begin Source material
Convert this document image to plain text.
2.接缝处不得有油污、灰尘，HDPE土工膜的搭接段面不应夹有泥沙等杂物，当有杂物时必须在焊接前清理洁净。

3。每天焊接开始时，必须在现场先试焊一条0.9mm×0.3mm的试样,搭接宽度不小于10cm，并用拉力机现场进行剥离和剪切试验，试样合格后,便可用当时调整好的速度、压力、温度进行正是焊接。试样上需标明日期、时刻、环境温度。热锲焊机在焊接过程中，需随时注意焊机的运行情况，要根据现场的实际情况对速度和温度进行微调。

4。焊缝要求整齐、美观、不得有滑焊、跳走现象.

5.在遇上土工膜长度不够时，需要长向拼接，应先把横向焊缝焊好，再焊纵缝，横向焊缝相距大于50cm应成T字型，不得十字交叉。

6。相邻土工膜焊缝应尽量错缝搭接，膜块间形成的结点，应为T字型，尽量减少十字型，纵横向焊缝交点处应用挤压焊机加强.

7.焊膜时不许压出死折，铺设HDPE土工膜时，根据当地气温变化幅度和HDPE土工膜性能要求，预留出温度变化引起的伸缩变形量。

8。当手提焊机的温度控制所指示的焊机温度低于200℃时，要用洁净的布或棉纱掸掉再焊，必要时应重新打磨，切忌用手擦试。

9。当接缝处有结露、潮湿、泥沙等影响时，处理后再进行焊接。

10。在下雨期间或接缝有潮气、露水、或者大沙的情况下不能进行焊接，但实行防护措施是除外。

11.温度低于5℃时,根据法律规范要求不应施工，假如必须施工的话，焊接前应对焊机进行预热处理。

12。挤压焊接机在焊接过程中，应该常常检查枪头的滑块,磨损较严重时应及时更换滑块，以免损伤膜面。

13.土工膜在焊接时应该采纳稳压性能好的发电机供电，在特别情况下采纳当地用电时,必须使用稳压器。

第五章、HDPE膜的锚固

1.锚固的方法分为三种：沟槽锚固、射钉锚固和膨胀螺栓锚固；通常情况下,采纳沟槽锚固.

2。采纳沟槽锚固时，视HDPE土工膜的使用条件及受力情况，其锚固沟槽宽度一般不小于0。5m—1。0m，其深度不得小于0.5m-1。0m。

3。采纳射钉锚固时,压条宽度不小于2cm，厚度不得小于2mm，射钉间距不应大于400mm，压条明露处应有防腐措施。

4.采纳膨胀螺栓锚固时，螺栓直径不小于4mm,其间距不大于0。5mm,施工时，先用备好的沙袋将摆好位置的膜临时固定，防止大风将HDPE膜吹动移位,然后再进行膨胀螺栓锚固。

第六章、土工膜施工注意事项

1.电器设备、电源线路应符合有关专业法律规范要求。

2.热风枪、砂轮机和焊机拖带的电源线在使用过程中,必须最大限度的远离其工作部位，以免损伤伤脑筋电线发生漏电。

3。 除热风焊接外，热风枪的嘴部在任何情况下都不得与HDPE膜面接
end Source material
▸ **Directions for this task**: Each line of the listing should be copied exactly.

▸ **Output**:
Convert this document image to plain text.
2.接缝处不得有油污、灰尘，HDPE土工膜的搭接段面不应夹有泥沙等杂物，当有杂物时必须在焊接前清理洁净。

3。每天焊接开始时，必须在现场先试焊一条0.9mm×0.3mm的试样,搭接宽度不小于10cm，并用拉力机现场进行剥离和剪切试验，试样合格后,便可用当时调整好的速度、压力、温度进行正是焊接。试样上需标明日期、时刻、环境温度。热锲焊机在焊接过程中，需随时注意焊机的运行情况，要根据现场的实际情况对速度和温度进行微调。

4。焊缝要求整齐、美观、不得有滑焊、跳走现象.

5.在遇上土工膜长度不够时，需要长向拼接，应先把横向焊缝焊好，再焊纵缝，横向焊缝相距大于50cm应成T字型，不得十字交叉。

6。相邻土工膜焊缝应尽量错缝搭接，膜块间形成的结点，应为T字型，尽量减少十字型，纵横向焊缝交点处应用挤压焊机加强.

7.焊膜时不许压出死折，铺设HDPE土工膜时，根据当地气温变化幅度和HDPE土工膜性能要求，预留出温度变化引起的伸缩变形量。

8。当手提焊机的温度控制所指示的焊机温度低于200℃时，要用洁净的布或棉纱掸掉再焊，必要时应重新打磨，切忌用手擦试。

9。当接缝处有结露、潮湿、泥沙等影响时，处理后再进行焊接。

10。在下雨期间或接缝有潮气、露水、或者大沙的情况下不能进行焊接，但实行防护措施是除外。

11.温度低于5℃时,根据法律规范要求不应施工，假如必须施工的话，焊接前应对焊机进行预热处理。

12。挤压焊接机在焊接过程中，应该常常检查枪头的滑块,磨损较严重时应及时更换滑块，以免损伤膜面。

13.土工膜在焊接时应该采纳稳压性能好的发电机供电，在特别情况下采纳当地用电时,必须使用稳压器。

第五章、HDPE膜的锚固

1.锚固的方法分为三种：沟槽锚固、射钉锚固和膨胀螺栓锚固；通常情况下,采纳沟槽锚固.

2。采纳沟槽锚固时，视HDPE土工膜的使用条件及受力情况，其锚固沟槽宽度一般不小于0。5m—1。0m，其深度不得小于0.5m-1。0m。

3。采纳射钉锚固时,压条宽度不小于2cm，厚度不得小于2mm，射钉间距不应大于400mm，压条明露处应有防腐措施。

4.采纳膨胀螺栓锚固时，螺栓直径不小于4mm,其间距不大于0。5mm,施工时，先用备好的沙袋将摆好位置的膜临时固定，防止大风将HDPE膜吹动移位,然后再进行膨胀螺栓锚固。

第六章、土工膜施工注意事项

1.电器设备、电源线路应符合有关专业法律规范要求。

2.热风枪、砂轮机和焊机拖带的电源线在使用过程中,必须最大限度的远离其工作部位，以免损伤伤脑筋电线发生漏电。

3。 除热风焊接外，热风枪的嘴部在任何情况下都不得与HDPE膜面接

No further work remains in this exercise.